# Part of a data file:

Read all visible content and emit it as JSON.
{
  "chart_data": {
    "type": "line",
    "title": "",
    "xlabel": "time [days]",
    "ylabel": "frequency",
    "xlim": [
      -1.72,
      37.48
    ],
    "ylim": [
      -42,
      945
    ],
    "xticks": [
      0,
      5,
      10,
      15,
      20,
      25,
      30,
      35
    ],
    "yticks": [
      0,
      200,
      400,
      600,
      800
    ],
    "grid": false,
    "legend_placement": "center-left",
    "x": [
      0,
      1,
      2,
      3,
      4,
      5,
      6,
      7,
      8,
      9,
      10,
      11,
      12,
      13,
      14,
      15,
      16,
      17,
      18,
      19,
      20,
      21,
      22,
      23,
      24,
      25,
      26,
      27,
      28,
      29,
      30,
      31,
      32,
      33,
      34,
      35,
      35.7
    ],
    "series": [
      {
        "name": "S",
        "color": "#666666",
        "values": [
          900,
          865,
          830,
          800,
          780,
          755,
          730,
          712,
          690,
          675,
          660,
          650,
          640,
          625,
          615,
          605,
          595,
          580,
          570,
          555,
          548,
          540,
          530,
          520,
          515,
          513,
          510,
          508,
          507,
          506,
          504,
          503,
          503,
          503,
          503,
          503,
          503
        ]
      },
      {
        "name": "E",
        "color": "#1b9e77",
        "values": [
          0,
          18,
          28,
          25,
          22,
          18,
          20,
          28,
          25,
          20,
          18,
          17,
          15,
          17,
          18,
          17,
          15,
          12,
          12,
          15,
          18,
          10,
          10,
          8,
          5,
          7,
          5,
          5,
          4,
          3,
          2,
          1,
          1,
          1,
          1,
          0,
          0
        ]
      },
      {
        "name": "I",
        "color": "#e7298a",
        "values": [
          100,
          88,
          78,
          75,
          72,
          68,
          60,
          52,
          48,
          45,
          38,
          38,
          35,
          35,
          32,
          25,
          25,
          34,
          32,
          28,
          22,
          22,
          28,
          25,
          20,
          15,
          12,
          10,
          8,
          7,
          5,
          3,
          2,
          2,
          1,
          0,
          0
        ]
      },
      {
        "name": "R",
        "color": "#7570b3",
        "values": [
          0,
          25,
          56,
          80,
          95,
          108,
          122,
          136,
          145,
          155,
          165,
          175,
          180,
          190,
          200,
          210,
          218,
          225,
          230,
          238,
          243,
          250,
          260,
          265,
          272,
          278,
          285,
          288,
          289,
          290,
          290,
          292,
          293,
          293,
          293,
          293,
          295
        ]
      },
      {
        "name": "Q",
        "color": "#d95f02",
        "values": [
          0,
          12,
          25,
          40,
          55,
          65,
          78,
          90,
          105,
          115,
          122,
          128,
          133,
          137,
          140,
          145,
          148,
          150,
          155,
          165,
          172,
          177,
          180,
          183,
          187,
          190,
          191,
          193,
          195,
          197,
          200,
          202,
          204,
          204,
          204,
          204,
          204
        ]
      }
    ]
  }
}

# TASK DIRECTIONS:
Show every line of the listing in which the string "color" can be found.

# RESPONSE TO THE TASK:
        "color": "#666666",
        "color": "#1b9e77",
        "color": "#e7298a",
        "color": "#7570b3",
        "color": "#d95f02",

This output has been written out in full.